Goal of the exercise: Images do not belong in the copy. Retype all the entries below exactly.

Data records
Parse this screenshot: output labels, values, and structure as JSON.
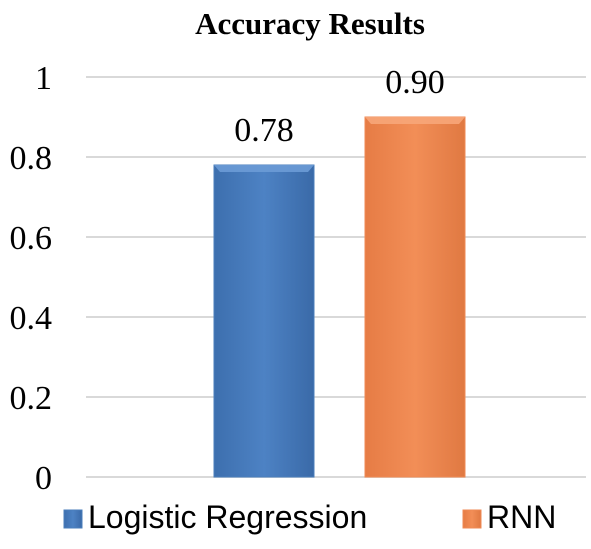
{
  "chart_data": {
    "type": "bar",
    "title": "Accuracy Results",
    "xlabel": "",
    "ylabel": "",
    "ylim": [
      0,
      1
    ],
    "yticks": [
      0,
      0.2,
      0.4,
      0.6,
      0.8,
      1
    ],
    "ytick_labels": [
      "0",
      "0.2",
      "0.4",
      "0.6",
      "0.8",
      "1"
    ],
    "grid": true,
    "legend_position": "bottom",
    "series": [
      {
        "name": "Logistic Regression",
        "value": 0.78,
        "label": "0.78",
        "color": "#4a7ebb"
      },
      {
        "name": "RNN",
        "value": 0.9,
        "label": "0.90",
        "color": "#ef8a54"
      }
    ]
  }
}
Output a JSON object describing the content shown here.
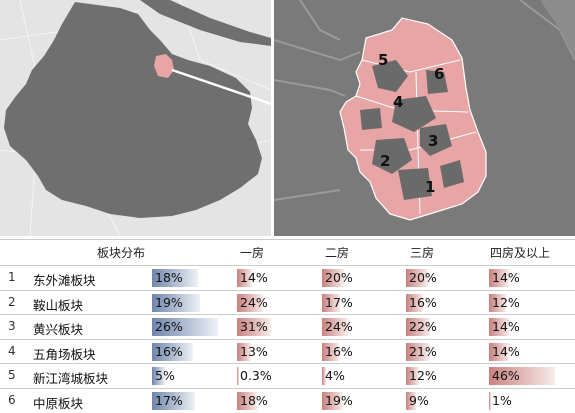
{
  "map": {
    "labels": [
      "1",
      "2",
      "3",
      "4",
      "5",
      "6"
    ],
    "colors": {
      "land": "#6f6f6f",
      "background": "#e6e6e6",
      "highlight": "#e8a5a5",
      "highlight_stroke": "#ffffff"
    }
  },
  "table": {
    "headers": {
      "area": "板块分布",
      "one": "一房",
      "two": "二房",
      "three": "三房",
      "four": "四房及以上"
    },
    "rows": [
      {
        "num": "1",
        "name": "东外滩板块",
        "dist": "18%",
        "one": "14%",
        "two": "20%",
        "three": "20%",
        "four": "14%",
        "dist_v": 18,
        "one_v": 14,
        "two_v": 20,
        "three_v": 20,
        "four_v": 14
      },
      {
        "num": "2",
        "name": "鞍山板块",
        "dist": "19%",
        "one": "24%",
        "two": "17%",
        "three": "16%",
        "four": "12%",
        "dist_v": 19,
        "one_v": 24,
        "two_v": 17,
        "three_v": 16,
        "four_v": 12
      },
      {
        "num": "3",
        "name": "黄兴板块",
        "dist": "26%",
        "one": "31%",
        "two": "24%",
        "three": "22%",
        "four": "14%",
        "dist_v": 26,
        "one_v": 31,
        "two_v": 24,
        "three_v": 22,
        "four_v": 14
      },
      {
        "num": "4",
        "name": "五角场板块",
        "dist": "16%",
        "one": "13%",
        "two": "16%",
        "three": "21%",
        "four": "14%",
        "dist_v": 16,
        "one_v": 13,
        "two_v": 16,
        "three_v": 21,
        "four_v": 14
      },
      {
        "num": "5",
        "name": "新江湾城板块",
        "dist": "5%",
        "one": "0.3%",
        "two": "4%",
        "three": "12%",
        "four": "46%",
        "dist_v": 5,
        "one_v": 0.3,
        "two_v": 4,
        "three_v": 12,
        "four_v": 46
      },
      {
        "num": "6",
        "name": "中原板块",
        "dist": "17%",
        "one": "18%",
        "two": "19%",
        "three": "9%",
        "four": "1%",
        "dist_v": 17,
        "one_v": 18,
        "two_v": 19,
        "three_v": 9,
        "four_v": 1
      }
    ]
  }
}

Exercise response:
Parse this screenshot: output labels, values, and structure as JSON.
{
  "chart_data": {
    "type": "bar",
    "title": "Accuracy Results",
    "xlabel": "",
    "ylabel": "",
    "ylim": [
      0,
      1
    ],
    "yticks": [
      0,
      0.2,
      0.4,
      0.6,
      0.8,
      1
    ],
    "ytick_labels": [
      "0",
      "0.2",
      "0.4",
      "0.6",
      "0.8",
      "1"
    ],
    "grid": true,
    "legend_position": "bottom",
    "series": [
      {
        "name": "Logistic Regression",
        "value": 0.78,
        "label": "0.78",
        "color": "#4a7ebb"
      },
      {
        "name": "RNN",
        "value": 0.9,
        "label": "0.90",
        "color": "#ef8a54"
      }
    ]
  }
}
Output a JSON object describing the content shown here.
{
  "map": {
    "labels": [
      "1",
      "2",
      "3",
      "4",
      "5",
      "6"
    ],
    "colors": {
      "land": "#6f6f6f",
      "background": "#e6e6e6",
      "highlight": "#e8a5a5",
      "highlight_stroke": "#ffffff"
    }
  },
  "table": {
    "headers": {
      "area": "板块分布",
      "one": "一房",
      "two": "二房",
      "three": "三房",
      "four": "四房及以上"
    },
    "rows": [
      {
        "num": "1",
        "name": "东外滩板块",
        "dist": "18%",
        "one": "14%",
        "two": "20%",
        "three": "20%",
        "four": "14%",
        "dist_v": 18,
        "one_v": 14,
        "two_v": 20,
        "three_v": 20,
        "four_v": 14
      },
      {
        "num": "2",
        "name": "鞍山板块",
        "dist": "19%",
        "one": "24%",
        "two": "17%",
        "three": "16%",
        "four": "12%",
        "dist_v": 19,
        "one_v": 24,
        "two_v": 17,
        "three_v": 16,
        "four_v": 12
      },
      {
        "num": "3",
        "name": "黄兴板块",
        "dist": "26%",
        "one": "31%",
        "two": "24%",
        "three": "22%",
        "four": "14%",
        "dist_v": 26,
        "one_v": 31,
        "two_v": 24,
        "three_v": 22,
        "four_v": 14
      },
      {
        "num": "4",
        "name": "五角场板块",
        "dist": "16%",
        "one": "13%",
        "two": "16%",
        "three": "21%",
        "four": "14%",
        "dist_v": 16,
        "one_v": 13,
        "two_v": 16,
        "three_v": 21,
        "four_v": 14
      },
      {
        "num": "5",
        "name": "新江湾城板块",
        "dist": "5%",
        "one": "0.3%",
        "two": "4%",
        "three": "12%",
        "four": "46%",
        "dist_v": 5,
        "one_v": 0.3,
        "two_v": 4,
        "three_v": 12,
        "four_v": 46
      },
      {
        "num": "6",
        "name": "中原板块",
        "dist": "17%",
        "one": "18%",
        "two": "19%",
        "three": "9%",
        "four": "1%",
        "dist_v": 17,
        "one_v": 18,
        "two_v": 19,
        "three_v": 9,
        "four_v": 1
      }
    ]
  }
}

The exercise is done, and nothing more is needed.